- _Texto_
──────────
21. Aqui chegados, o que se retira é que a versão da «negociação da fracção na Venezuela» e do pagamento do sinal «em dólares» que a testemunha FF introduziu na audiência com a intenção de credibilizar o seu depoimento, é um evidente «tiro ao lado», não só porque tais factos, para além de não terem sido alegados pelos Autores, também não foram corroborados no depoimento da testemunha HH que declarou foi que «Quando o A. lhe disse que estava a pensar comprar casa em Aveiro a testemunha informou-o dos sítios onde havia prédios a surgir.»

22. É por isso puramente arbitrária a apreciação da prova pelo tribunal a quo que aceita como credível para sustentar a usucapião pretendida pelos Autores o depoimento da testemunha FF na parte em que esta testemunha alude a contornos do negócio que os Autores nem sequer alegaram (compra da fracção negociada na Venezuela) ou alegaram de modo distinto (pagamento do sinal em dólares), e já não considere credíveis e bastantes para criar a dúvida quanto à pretensão dos Autores, os depoimentos das testemunhas II, JJ, KK, LL e MM.
──────────
- _Material fornecido_
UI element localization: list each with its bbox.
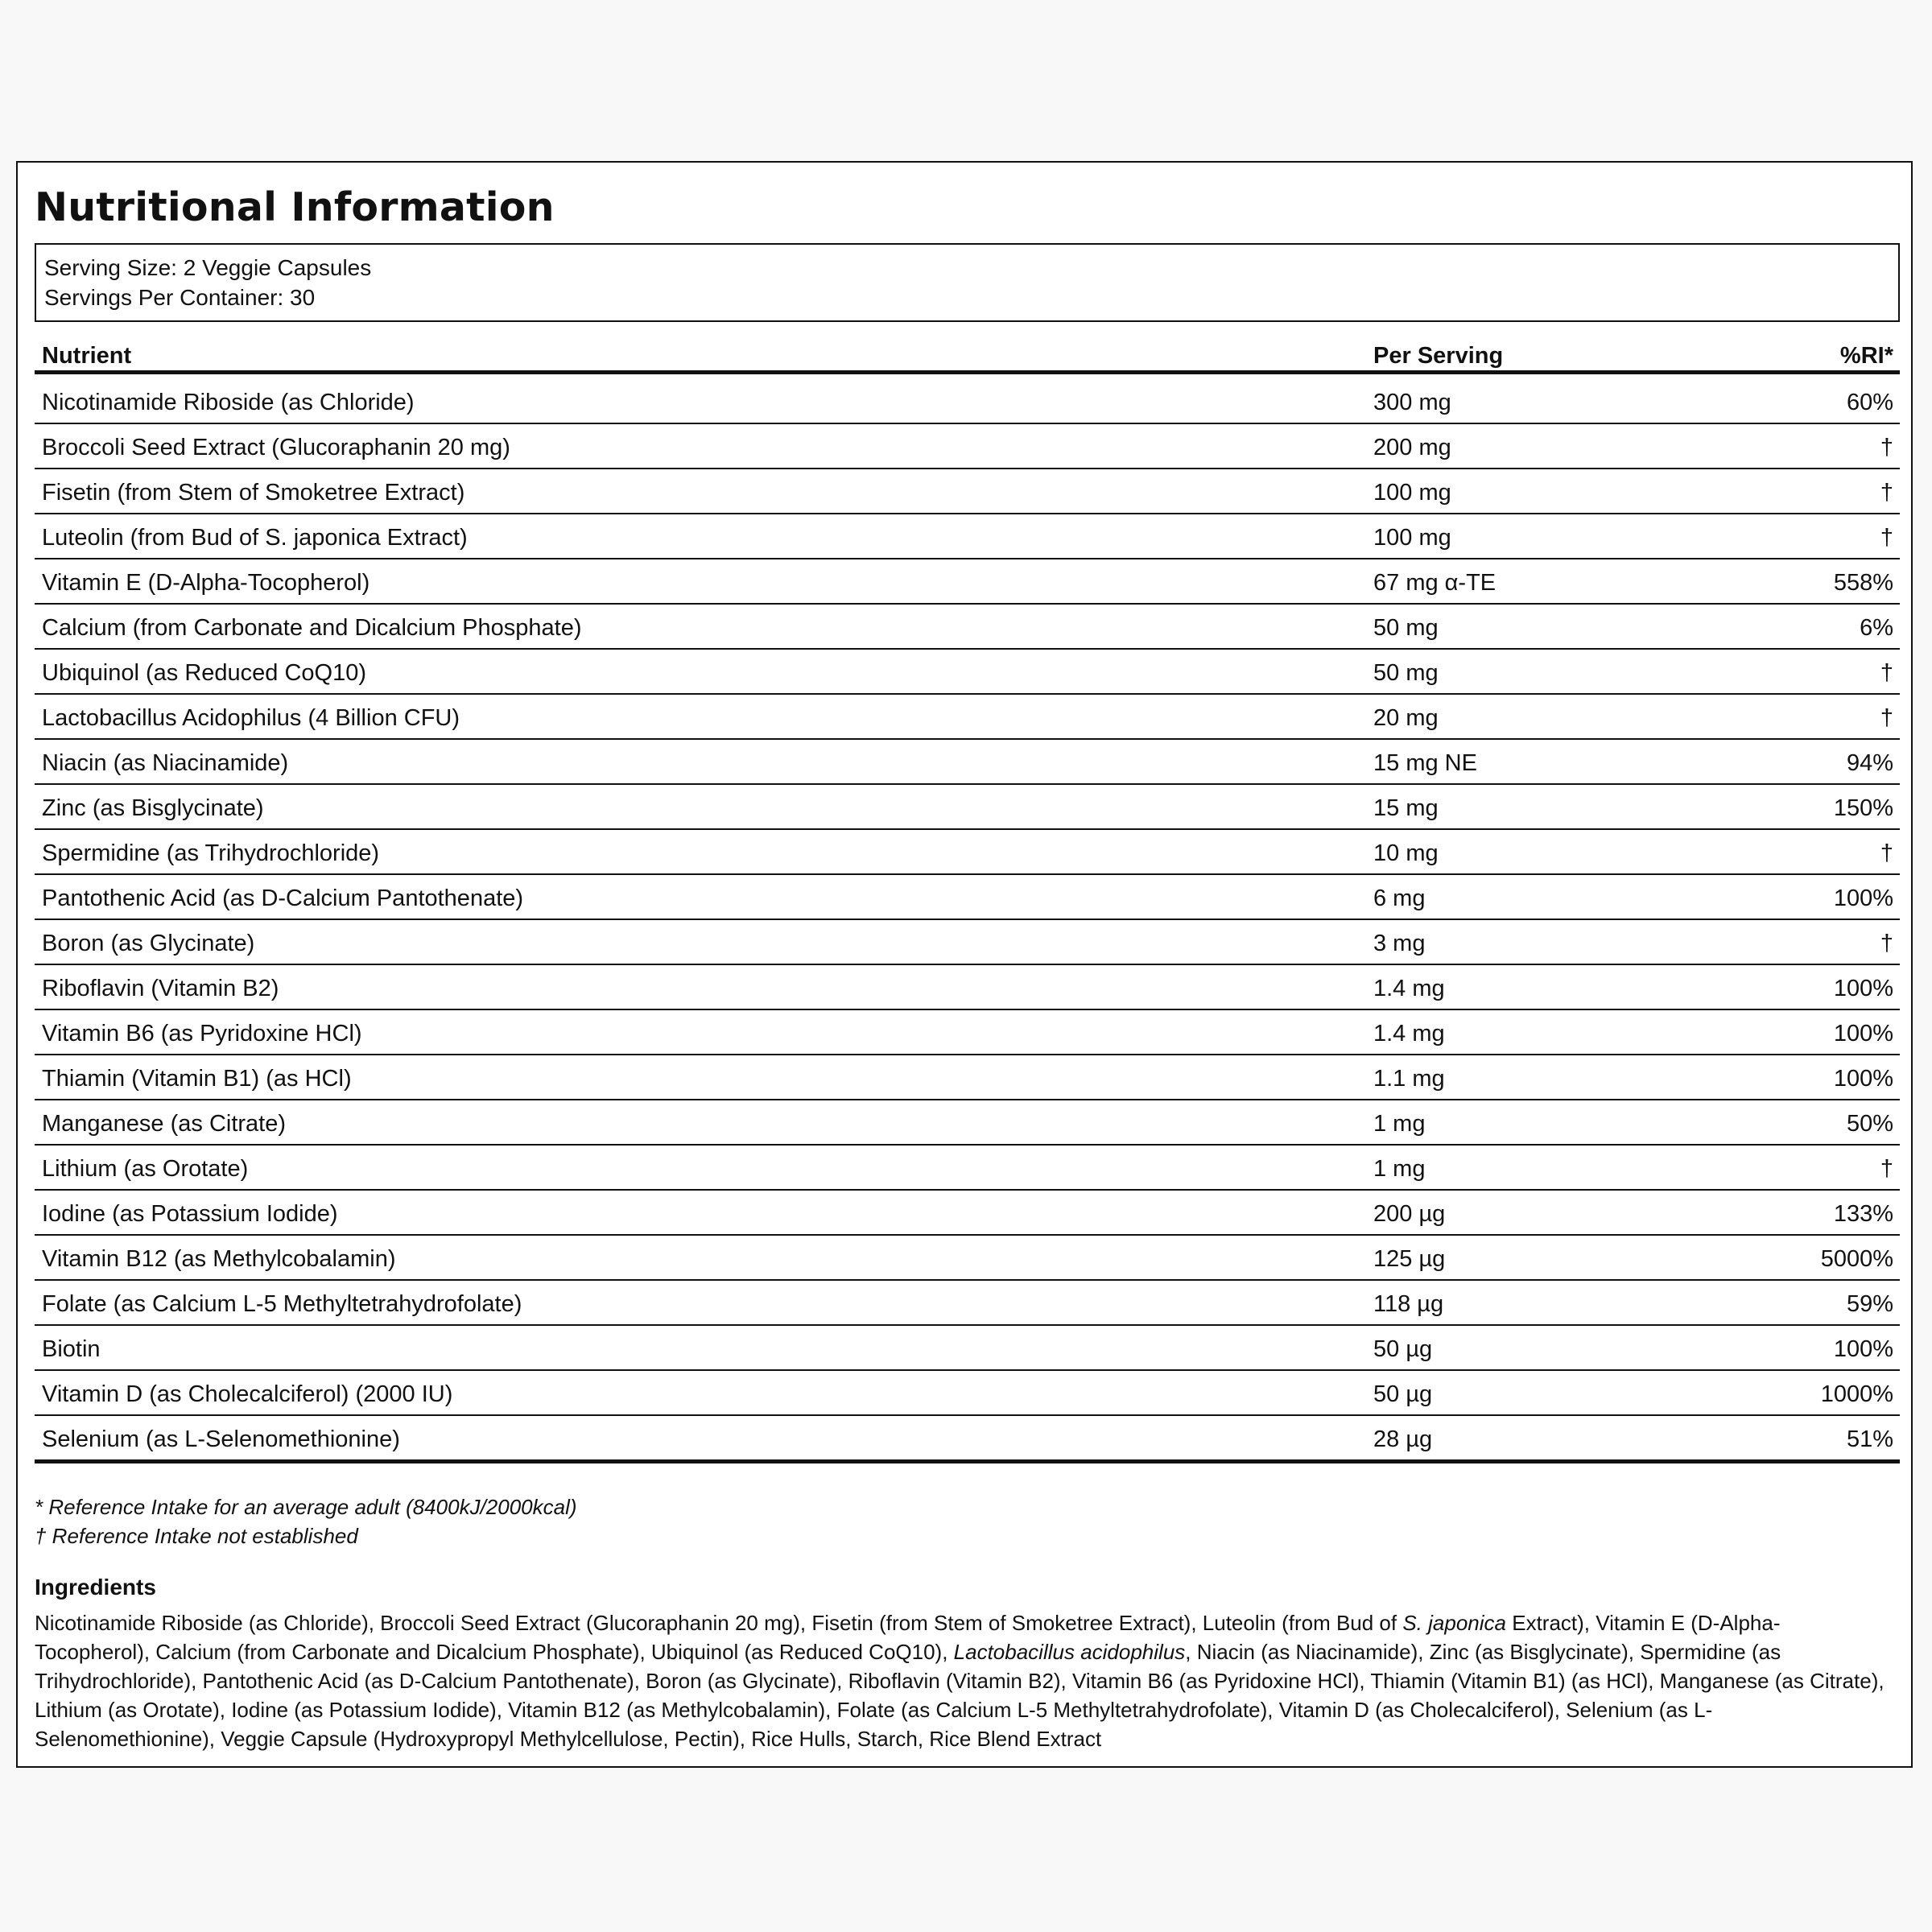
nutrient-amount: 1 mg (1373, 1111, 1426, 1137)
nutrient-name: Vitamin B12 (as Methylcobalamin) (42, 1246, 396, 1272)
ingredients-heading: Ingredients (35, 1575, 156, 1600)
──────────
Retome o texto sobre a apreciação da prova testemunhal, continuando-o a partir da última frase apresentada.

23. Arbitrária ainda a apreciação da prova pelo tribunal a quo que zelosamente, considera estranho que as testemunhas II, JJ, KK, LL e MM «se recordem tão bem de uma simples conversa, que nenhum interesse tem para os mesmos, passados tantos anos.» leia-se há 6 ou 7 anos atrás, mas já não considere estranho que a testemunha FF recorde conversas com o pai e com o Autor AA por altura da negociação da fracção, leia-se em 1997;

24. A propósito da «estranheza» que o tribunal a quo tão ciosamente apurou em relação a conversas que as testemunhas JJ, KK, LL e MM recordam tão bem apesar de mantidas há meia dúzia de anos, interessaria também entender porque não achou o tribunal a quo «estranho» o facto de só 15 anos depois do pagamento do empréstimo, os Autores se terem lembrado de «reclamar» a propriedade do imóvel com a interposição desta acção, reclamação esta que em termos de relação familiar, coincide exactamente com a altura da separação e posterior divórcio dos Réus!

25. Neste caso, o que as regras da lógica e da experiência comum e da normalidade da vida e das coisas demandam, é que se tivessem sido os Autores os adquirentes substantivos do imóvel, não aguardariam todo esse tempo (desde Julho de 2007 a Dezembro de 2021!) para «reclamar» o direito de propriedade sobre a fracção.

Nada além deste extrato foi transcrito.